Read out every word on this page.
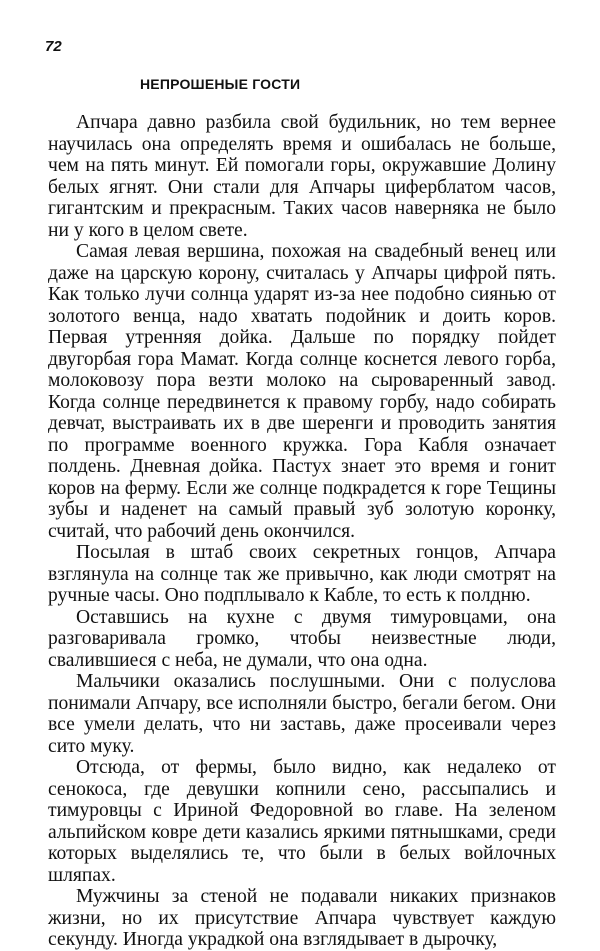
72
НЕПРОШЕНЫЕ ГОСТИ

Апчара давно разбила свой будильник, но тем вернее научилась она определять время и ошибалась не больше, чем на пять минут. Ей помогали горы, окружавшие Долину белых ягнят. Они стали для Апчары циферблатом часов, гигантским и прекрасным. Таких часов наверняка не было ни у кого в целом свете.

Самая левая вершина, похожая на свадебный венец или даже на царскую корону, считалась у Апчары цифрой пять. Как только лучи солнца ударят из-за нее подобно сиянью от золотого венца, надо хватать подойник и доить коров. Первая утренняя дойка. Дальше по порядку пойдет двугорбая гора Мамат. Когда солнце коснется левого горба, молоковозу пора везти молоко на сыроваренный завод. Когда солнце передвинется к правому горбу, надо собирать девчат, выстраивать их в две шеренги и проводить занятия по программе военного кружка. Гора Кабля означает полдень. Дневная дойка. Пастух знает это время и гонит коров на ферму. Если же солнце подкрадется к горе Тещины зубы и наденет на самый правый зуб золотую коронку, считай, что рабочий день окончился.

Посылая в штаб своих секретных гонцов, Апчара взглянула на солнце так же привычно, как люди смотрят на ручные часы. Оно подплывало к Кабле, то есть к полдню.

Оставшись на кухне с двумя тимуровцами, она разговаривала громко, чтобы неизвестные люди, свалившиеся с неба, не думали, что она одна.

Мальчики оказались послушными. Они с полуслова понимали Апчару, все исполняли быстро, бегали бегом. Они все умели делать, что ни заставь, даже просеивали через сито муку.

Отсюда, от фермы, было видно, как недалеко от сенокоса, где девушки копнили сено, рассыпались и тимуровцы с Ириной Федоровной во главе. На зеленом альпийском ковре дети казались яркими пятнышками, среди которых выделялись те, что были в белых войлочных шляпах.

Мужчины за стеной не подавали никаких признаков жизни, но их присутствие Апчара чувствует каждую секунду. Иногда украдкой она взглядывает в дырочку,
• • •
** EXERCISE **
Restate the full listing verbatim and drop every picture.

** THE REPLY **
Read out every word on this page.
72
НЕПРОШЕНЫЕ ГОСТИ

Апчара давно разбила свой будильник, но тем вернее научилась она определять время и ошибалась не больше, чем на пять минут. Ей помогали горы, окружавшие Долину белых ягнят. Они стали для Апчары циферблатом часов, гигантским и прекрасным. Таких часов наверняка не было ни у кого в целом свете.

Самая левая вершина, похожая на свадебный венец или даже на царскую корону, считалась у Апчары цифрой пять. Как только лучи солнца ударят из-за нее подобно сиянью от золотого венца, надо хватать подойник и доить коров. Первая утренняя дойка. Дальше по порядку пойдет двугорбая гора Мамат. Когда солнце коснется левого горба, молоковозу пора везти молоко на сыроваренный завод. Когда солнце передвинется к правому горбу, надо собирать девчат, выстраивать их в две шеренги и проводить занятия по программе военного кружка. Гора Кабля означает полдень. Дневная дойка. Пастух знает это время и гонит коров на ферму. Если же солнце подкрадется к горе Тещины зубы и наденет на самый правый зуб золотую коронку, считай, что рабочий день окончился.

Посылая в штаб своих секретных гонцов, Апчара взглянула на солнце так же привычно, как люди смотрят на ручные часы. Оно подплывало к Кабле, то есть к полдню.

Оставшись на кухне с двумя тимуровцами, она разговаривала громко, чтобы неизвестные люди, свалившиеся с неба, не думали, что она одна.

Мальчики оказались послушными. Они с полуслова понимали Апчару, все исполняли быстро, бегали бегом. Они все умели делать, что ни заставь, даже просеивали через сито муку.

Отсюда, от фермы, было видно, как недалеко от сенокоса, где девушки копнили сено, рассыпались и тимуровцы с Ириной Федоровной во главе. На зеленом альпийском ковре дети казались яркими пятнышками, среди которых выделялись те, что были в белых войлочных шляпах.

Мужчины за стеной не подавали никаких признаков жизни, но их присутствие Апчара чувствует каждую секунду. Иногда украдкой она взглядывает в дырочку,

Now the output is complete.